▶ **Task statement**: Render every line of the entries below as a Markdown table with two columns, Row and Text. Number the rows in order and leave out blank lines.

# # # #

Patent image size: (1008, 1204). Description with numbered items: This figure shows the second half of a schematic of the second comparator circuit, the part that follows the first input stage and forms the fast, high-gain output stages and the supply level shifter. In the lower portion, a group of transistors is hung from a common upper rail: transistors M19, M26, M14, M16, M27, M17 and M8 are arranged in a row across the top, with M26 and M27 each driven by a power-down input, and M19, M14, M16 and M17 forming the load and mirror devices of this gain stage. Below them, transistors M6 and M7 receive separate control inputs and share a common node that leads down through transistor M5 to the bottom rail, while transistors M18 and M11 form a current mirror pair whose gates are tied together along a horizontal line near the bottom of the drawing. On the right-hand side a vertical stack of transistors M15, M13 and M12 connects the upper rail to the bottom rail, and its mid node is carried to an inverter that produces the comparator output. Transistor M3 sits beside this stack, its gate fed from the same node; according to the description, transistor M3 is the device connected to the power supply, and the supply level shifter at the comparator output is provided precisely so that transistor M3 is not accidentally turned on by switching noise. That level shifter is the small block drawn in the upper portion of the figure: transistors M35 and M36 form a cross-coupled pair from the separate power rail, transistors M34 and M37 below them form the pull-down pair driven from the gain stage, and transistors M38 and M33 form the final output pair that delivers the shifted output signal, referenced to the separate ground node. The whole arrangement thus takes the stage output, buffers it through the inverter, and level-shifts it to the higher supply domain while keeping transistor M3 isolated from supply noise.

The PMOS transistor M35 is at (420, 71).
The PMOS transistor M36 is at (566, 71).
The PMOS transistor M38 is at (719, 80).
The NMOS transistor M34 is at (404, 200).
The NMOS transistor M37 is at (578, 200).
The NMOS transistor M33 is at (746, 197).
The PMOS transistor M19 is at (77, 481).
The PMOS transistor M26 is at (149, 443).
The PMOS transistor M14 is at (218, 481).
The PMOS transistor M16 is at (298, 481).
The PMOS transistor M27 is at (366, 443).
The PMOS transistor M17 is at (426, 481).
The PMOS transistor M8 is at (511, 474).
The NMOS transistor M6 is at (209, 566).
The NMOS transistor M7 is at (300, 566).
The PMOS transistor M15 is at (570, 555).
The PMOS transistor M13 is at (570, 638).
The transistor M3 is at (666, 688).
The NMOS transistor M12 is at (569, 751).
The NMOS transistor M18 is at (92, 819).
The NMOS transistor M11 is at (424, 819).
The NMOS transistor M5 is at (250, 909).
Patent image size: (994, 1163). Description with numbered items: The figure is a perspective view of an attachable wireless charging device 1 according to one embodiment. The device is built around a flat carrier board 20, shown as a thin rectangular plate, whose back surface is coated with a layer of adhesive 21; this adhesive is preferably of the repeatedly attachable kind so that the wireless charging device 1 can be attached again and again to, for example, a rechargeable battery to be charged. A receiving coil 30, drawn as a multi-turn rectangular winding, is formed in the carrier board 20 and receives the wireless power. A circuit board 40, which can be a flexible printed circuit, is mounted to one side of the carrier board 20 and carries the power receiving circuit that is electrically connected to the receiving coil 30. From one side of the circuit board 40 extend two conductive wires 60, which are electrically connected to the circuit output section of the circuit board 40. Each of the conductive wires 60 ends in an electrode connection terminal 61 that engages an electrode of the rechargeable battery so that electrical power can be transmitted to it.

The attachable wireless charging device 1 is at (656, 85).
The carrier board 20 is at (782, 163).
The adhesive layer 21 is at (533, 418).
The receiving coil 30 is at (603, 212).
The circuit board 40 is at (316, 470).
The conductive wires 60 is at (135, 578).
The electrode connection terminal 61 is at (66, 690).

# # # #

▶ **Exercise solution**:
| Row | Text |
|---|---|
| 1 | Patent image size: (1008, 1204). Description with numbered items: This figure shows the second half of a schematic of the second comparator circuit, the part that follows the first input stage and forms the fast, high-gain output stages and the supply level shifter. In the lower portion, a group of transistors is hung from a common upper rail: transistors M19, M26, M14, M16, M27, M17 and M8 are arranged in a row across the top, with M26 and M27 each driven by a power-down input, and M19, M14, M16 and M17 forming the load and mirror devices of this gain stage. Below them, transistors M6 and M7 receive separate control inputs and share a common node that leads down through transistor M5 to the bottom rail, while transistors M18 and M11 form a current mirror pair whose gates are tied together along a horizontal line near the bottom of the drawing. On the right-hand side a vertical stack of transistors M15, M13 and M12 connects the upper rail to the bottom rail, and its mid node is carried to an inverter that produces the comparator output. Transistor M3 sits beside this stack, its gate fed from the same node; according to the description, transistor M3 is the device connected to the power supply, and the supply level shifter at the comparator output is provided precisely so that transistor M3 is not accidentally turned on by switching noise. That level shifter is the small block drawn in the upper portion of the figure: transistors M35 and M36 form a cross-coupled pair from the separate power rail, transistors M34 and M37 below them form the pull-down pair driven from the gain stage, and transistors M38 and M33 form the final output pair that delivers the shifted output signal, referenced to the separate ground node. The whole arrangement thus takes the stage output, buffers it through the inverter, and level-shifts it to the higher supply domain while keeping transistor M3 isolated from supply noise. |
| 2 | The PMOS transistor M35 is at (420, 71). |
| 3 | The PMOS transistor M36 is at (566, 71). |
| 4 | The PMOS transistor M38 is at (719, 80). |
| 5 | The NMOS transistor M34 is at (404, 200). |
| 6 | The NMOS transistor M37 is at (578, 200). |
| 7 | The NMOS transistor M33 is at (746, 197). |
| 8 | The PMOS transistor M19 is at (77, 481). |
| 9 | The PMOS transistor M26 is at (149, 443). |
| 10 | The PMOS transistor M14 is at (218, 481). |
| 11 | The PMOS transistor M16 is at (298, 481). |
| 12 | The PMOS transistor M27 is at (366, 443). |
| 13 | The PMOS transistor M17 is at (426, 481). |
| 14 | The PMOS transistor M8 is at (511, 474). |
| 15 | The NMOS transistor M6 is at (209, 566). |
| 16 | The NMOS transistor M7 is at (300, 566). |
| 17 | The PMOS transistor M15 is at (570, 555). |
| 18 | The PMOS transistor M13 is at (570, 638). |
| 19 | The transistor M3 is at (666, 688). |
| 20 | The NMOS transistor M12 is at (569, 751). |
| 21 | The NMOS transistor M18 is at (92, 819). |
| 22 | The NMOS transistor M11 is at (424, 819). |
| 23 | The NMOS transistor M5 is at (250, 909). |
| 24 | Patent image size: (994, 1163). Description with numbered items: The figure is a perspective view of an attachable wireless charging device 1 according to one embodiment. The device is built around a flat carrier board 20, shown as a thin rectangular plate, whose back surface is coated with a layer of adhesive 21; this adhesive is preferably of the repeatedly attachable kind so that the wireless charging device 1 can be attached again and again to, for example, a rechargeable battery to be charged. A receiving coil 30, drawn as a multi-turn rectangular winding, is formed in the carrier board 20 and receives the wireless power. A circuit board 40, which can be a flexible printed circuit, is mounted to one side of the carrier board 20 and carries the power receiving circuit that is electrically connected to the receiving coil 30. From one side of the circuit board 40 extend two conductive wires 60, which are electrically connected to the circuit output section of the circuit board 40. Each of the conductive wires 60 ends in an electrode connection terminal 61 that engages an electrode of the rechargeable battery so that electrical power can be transmitted to it. |
| 25 | The attachable wireless charging device 1 is at (656, 85). |
| 26 | The carrier board 20 is at (782, 163). |
| 27 | The adhesive layer 21 is at (533, 418). |
| 28 | The receiving coil 30 is at (603, 212). |
| 29 | The circuit board 40 is at (316, 470). |
| 30 | The conductive wires 60 is at (135, 578). |
| 31 | The electrode connection terminal 61 is at (66, 690). |